ENTRIES:
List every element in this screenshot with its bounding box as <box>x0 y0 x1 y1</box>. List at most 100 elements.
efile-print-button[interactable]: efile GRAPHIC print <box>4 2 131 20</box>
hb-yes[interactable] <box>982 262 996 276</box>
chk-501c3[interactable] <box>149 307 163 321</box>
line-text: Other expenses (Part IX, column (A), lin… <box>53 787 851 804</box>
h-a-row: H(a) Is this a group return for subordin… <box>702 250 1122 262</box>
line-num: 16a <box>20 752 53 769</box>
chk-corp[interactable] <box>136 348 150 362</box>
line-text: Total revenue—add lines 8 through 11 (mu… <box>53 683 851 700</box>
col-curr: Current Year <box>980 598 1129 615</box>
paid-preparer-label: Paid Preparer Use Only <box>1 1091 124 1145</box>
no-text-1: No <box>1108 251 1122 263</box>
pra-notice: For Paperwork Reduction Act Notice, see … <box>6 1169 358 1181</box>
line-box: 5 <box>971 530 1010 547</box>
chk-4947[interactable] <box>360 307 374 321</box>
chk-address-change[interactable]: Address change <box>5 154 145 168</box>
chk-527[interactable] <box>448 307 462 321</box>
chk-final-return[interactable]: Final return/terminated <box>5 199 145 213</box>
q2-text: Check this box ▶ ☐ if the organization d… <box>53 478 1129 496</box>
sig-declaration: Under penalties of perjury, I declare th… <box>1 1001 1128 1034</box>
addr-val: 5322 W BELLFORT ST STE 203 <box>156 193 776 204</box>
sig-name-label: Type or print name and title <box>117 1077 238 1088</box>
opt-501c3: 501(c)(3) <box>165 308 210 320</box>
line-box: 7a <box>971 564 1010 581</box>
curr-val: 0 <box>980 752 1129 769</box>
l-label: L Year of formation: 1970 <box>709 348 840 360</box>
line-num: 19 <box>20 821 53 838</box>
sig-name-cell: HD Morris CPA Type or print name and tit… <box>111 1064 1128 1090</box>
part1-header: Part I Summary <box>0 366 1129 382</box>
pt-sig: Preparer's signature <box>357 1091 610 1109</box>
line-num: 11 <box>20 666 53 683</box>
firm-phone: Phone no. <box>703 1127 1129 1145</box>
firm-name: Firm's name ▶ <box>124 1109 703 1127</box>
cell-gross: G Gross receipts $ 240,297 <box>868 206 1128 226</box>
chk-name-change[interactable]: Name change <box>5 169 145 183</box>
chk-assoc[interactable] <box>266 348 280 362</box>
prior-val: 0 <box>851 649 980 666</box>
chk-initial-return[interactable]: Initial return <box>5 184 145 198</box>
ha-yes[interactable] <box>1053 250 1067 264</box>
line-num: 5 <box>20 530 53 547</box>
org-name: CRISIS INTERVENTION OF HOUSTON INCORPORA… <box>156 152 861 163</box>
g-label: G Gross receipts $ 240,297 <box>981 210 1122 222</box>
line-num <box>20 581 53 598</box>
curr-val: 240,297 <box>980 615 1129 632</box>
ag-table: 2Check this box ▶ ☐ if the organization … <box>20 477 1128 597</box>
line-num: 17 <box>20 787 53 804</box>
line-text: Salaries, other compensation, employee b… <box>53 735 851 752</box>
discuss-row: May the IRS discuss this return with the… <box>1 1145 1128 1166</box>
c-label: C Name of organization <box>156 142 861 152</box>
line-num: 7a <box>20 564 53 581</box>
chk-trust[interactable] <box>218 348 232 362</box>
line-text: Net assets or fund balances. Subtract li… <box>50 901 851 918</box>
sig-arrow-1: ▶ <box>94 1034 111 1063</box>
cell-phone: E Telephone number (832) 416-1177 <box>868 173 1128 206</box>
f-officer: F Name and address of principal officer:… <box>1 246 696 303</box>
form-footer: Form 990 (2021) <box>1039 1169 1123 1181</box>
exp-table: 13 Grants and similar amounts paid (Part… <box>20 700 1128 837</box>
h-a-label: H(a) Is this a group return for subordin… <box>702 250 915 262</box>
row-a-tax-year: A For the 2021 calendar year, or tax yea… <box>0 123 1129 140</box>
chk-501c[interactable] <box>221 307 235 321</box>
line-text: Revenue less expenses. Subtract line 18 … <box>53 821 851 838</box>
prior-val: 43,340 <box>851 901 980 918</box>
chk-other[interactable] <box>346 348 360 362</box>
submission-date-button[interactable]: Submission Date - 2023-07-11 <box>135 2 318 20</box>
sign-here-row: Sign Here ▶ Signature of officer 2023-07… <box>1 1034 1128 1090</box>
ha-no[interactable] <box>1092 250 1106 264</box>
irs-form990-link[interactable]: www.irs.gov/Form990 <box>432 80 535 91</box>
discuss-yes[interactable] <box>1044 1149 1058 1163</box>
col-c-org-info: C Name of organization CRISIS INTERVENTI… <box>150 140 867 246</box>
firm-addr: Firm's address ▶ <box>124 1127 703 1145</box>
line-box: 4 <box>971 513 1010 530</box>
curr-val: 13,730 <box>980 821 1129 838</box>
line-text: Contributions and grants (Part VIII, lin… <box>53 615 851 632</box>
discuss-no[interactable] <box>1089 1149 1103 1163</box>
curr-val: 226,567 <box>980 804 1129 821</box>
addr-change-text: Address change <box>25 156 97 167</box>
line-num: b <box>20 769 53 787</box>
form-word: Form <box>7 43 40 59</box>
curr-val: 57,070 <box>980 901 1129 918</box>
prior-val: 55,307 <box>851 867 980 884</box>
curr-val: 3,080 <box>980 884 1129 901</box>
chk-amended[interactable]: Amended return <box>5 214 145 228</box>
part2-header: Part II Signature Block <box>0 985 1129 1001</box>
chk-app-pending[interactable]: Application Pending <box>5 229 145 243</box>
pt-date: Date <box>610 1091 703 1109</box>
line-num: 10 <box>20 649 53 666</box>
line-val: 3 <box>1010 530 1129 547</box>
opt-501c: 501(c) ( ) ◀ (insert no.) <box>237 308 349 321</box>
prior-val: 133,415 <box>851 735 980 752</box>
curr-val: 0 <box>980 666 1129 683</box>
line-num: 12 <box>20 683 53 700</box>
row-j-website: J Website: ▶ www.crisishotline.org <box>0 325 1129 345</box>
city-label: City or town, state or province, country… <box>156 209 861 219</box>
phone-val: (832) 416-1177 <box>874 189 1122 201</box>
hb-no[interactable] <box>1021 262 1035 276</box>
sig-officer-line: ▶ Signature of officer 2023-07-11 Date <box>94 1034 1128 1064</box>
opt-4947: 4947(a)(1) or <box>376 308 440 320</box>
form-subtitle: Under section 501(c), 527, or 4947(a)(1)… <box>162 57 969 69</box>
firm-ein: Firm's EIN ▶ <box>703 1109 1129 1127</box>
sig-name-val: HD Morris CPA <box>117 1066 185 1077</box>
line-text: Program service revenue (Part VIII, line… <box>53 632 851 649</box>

EXERCISE AIM:
Copy out the data above again, putting "enclosing box" wherever "bounding box" appears and changing nothing else.

WRITTEN ANSWER:
List every element in this screenshot with its enclosing box as <box>x0 y0 x1 y1</box>. List at most 100 elements.
efile-print-button[interactable]: efile GRAPHIC print <box>4 2 131 20</box>
hb-yes[interactable] <box>982 262 996 276</box>
chk-501c3[interactable] <box>149 307 163 321</box>
line-text: Other expenses (Part IX, column (A), lin… <box>53 787 851 804</box>
h-a-row: H(a) Is this a group return for subordin… <box>702 250 1122 262</box>
line-num: 16a <box>20 752 53 769</box>
chk-corp[interactable] <box>136 348 150 362</box>
line-text: Total revenue—add lines 8 through 11 (mu… <box>53 683 851 700</box>
col-curr: Current Year <box>980 598 1129 615</box>
paid-preparer-label: Paid Preparer Use Only <box>1 1091 124 1145</box>
no-text-1: No <box>1108 251 1122 263</box>
pra-notice: For Paperwork Reduction Act Notice, see … <box>6 1169 358 1181</box>
line-box: 5 <box>971 530 1010 547</box>
chk-4947[interactable] <box>360 307 374 321</box>
chk-address-change[interactable]: Address change <box>5 154 145 168</box>
chk-527[interactable] <box>448 307 462 321</box>
chk-final-return[interactable]: Final return/terminated <box>5 199 145 213</box>
q2-text: Check this box ▶ ☐ if the organization d… <box>53 478 1129 496</box>
sig-declaration: Under penalties of perjury, I declare th… <box>1 1001 1128 1034</box>
addr-val: 5322 W BELLFORT ST STE 203 <box>156 193 776 204</box>
sig-name-label: Type or print name and title <box>117 1077 238 1088</box>
opt-501c3: 501(c)(3) <box>165 308 210 320</box>
line-box: 7a <box>971 564 1010 581</box>
curr-val: 0 <box>980 752 1129 769</box>
l-label: L Year of formation: 1970 <box>709 348 840 360</box>
line-num: 19 <box>20 821 53 838</box>
sig-name-cell: HD Morris CPA Type or print name and tit… <box>111 1064 1128 1090</box>
part1-header: Part I Summary <box>0 366 1129 382</box>
pt-sig: Preparer's signature <box>357 1091 610 1109</box>
line-num: 11 <box>20 666 53 683</box>
firm-phone: Phone no. <box>703 1127 1129 1145</box>
firm-name: Firm's name ▶ <box>124 1109 703 1127</box>
cell-gross: G Gross receipts $ 240,297 <box>868 206 1128 226</box>
chk-name-change[interactable]: Name change <box>5 169 145 183</box>
chk-assoc[interactable] <box>266 348 280 362</box>
prior-val: 0 <box>851 649 980 666</box>
chk-initial-return[interactable]: Initial return <box>5 184 145 198</box>
ha-yes[interactable] <box>1053 250 1067 264</box>
line-num: 5 <box>20 530 53 547</box>
org-name: CRISIS INTERVENTION OF HOUSTON INCORPORA… <box>156 152 861 163</box>
g-label: G Gross receipts $ 240,297 <box>981 210 1122 222</box>
line-num <box>20 581 53 598</box>
curr-val: 240,297 <box>980 615 1129 632</box>
ag-table: 2Check this box ▶ ☐ if the organization … <box>20 477 1128 597</box>
line-num: 17 <box>20 787 53 804</box>
line-text: Salaries, other compensation, employee b… <box>53 735 851 752</box>
discuss-row: May the IRS discuss this return with the… <box>1 1145 1128 1166</box>
c-label: C Name of organization <box>156 142 861 152</box>
line-num: 7a <box>20 564 53 581</box>
chk-trust[interactable] <box>218 348 232 362</box>
line-text: Net assets or fund balances. Subtract li… <box>50 901 851 918</box>
sig-arrow-1: ▶ <box>94 1034 111 1063</box>
cell-phone: E Telephone number (832) 416-1177 <box>868 173 1128 206</box>
f-officer: F Name and address of principal officer:… <box>1 246 696 303</box>
form-footer: Form 990 (2021) <box>1039 1169 1123 1181</box>
exp-table: 13 Grants and similar amounts paid (Part… <box>20 700 1128 837</box>
h-a-label: H(a) Is this a group return for subordin… <box>702 250 915 262</box>
row-a-tax-year: A For the 2021 calendar year, or tax yea… <box>0 123 1129 140</box>
chk-501c[interactable] <box>221 307 235 321</box>
line-text: Revenue less expenses. Subtract line 18 … <box>53 821 851 838</box>
prior-val: 43,340 <box>851 901 980 918</box>
chk-other[interactable] <box>346 348 360 362</box>
submission-date-button[interactable]: Submission Date - 2023-07-11 <box>135 2 318 20</box>
sign-here-row: Sign Here ▶ Signature of officer 2023-07… <box>1 1034 1128 1090</box>
ha-no[interactable] <box>1092 250 1106 264</box>
irs-form990-link[interactable]: www.irs.gov/Form990 <box>432 80 535 91</box>
discuss-yes[interactable] <box>1044 1149 1058 1163</box>
col-c-org-info: C Name of organization CRISIS INTERVENTI… <box>150 140 867 246</box>
firm-addr: Firm's address ▶ <box>124 1127 703 1145</box>
line-box: 4 <box>971 513 1010 530</box>
curr-val: 13,730 <box>980 821 1129 838</box>
line-text: Contributions and grants (Part VIII, lin… <box>53 615 851 632</box>
discuss-no[interactable] <box>1089 1149 1103 1163</box>
curr-val: 226,567 <box>980 804 1129 821</box>
addr-change-text: Address change <box>25 156 97 167</box>
line-num: b <box>20 769 53 787</box>
form-word: Form <box>7 43 40 59</box>
curr-val: 57,070 <box>980 901 1129 918</box>
prior-val: 55,307 <box>851 867 980 884</box>
curr-val: 3,080 <box>980 884 1129 901</box>
chk-amended[interactable]: Amended return <box>5 214 145 228</box>
part2-header: Part II Signature Block <box>0 985 1129 1001</box>
chk-app-pending[interactable]: Application Pending <box>5 229 145 243</box>
pt-date: Date <box>610 1091 703 1109</box>
line-num: 10 <box>20 649 53 666</box>
line-val: 3 <box>1010 530 1129 547</box>
opt-501c: 501(c) ( ) ◀ (insert no.) <box>237 308 349 321</box>
prior-val: 133,415 <box>851 735 980 752</box>
curr-val: 0 <box>980 666 1129 683</box>
line-num: 12 <box>20 683 53 700</box>
row-j-website: J Website: ▶ www.crisishotline.org <box>0 325 1129 345</box>
city-label: City or town, state or province, country… <box>156 209 861 219</box>
phone-val: (832) 416-1177 <box>874 189 1122 201</box>
hb-no[interactable] <box>1021 262 1035 276</box>
sig-officer-line: ▶ Signature of officer 2023-07-11 Date <box>94 1034 1128 1064</box>
opt-4947: 4947(a)(1) or <box>376 308 440 320</box>
form-subtitle: Under section 501(c), 527, or 4947(a)(1)… <box>162 57 969 69</box>
firm-ein: Firm's EIN ▶ <box>703 1109 1129 1127</box>
sig-name-val: HD Morris CPA <box>117 1066 185 1077</box>
line-text: Program service revenue (Part VIII, line… <box>53 632 851 649</box>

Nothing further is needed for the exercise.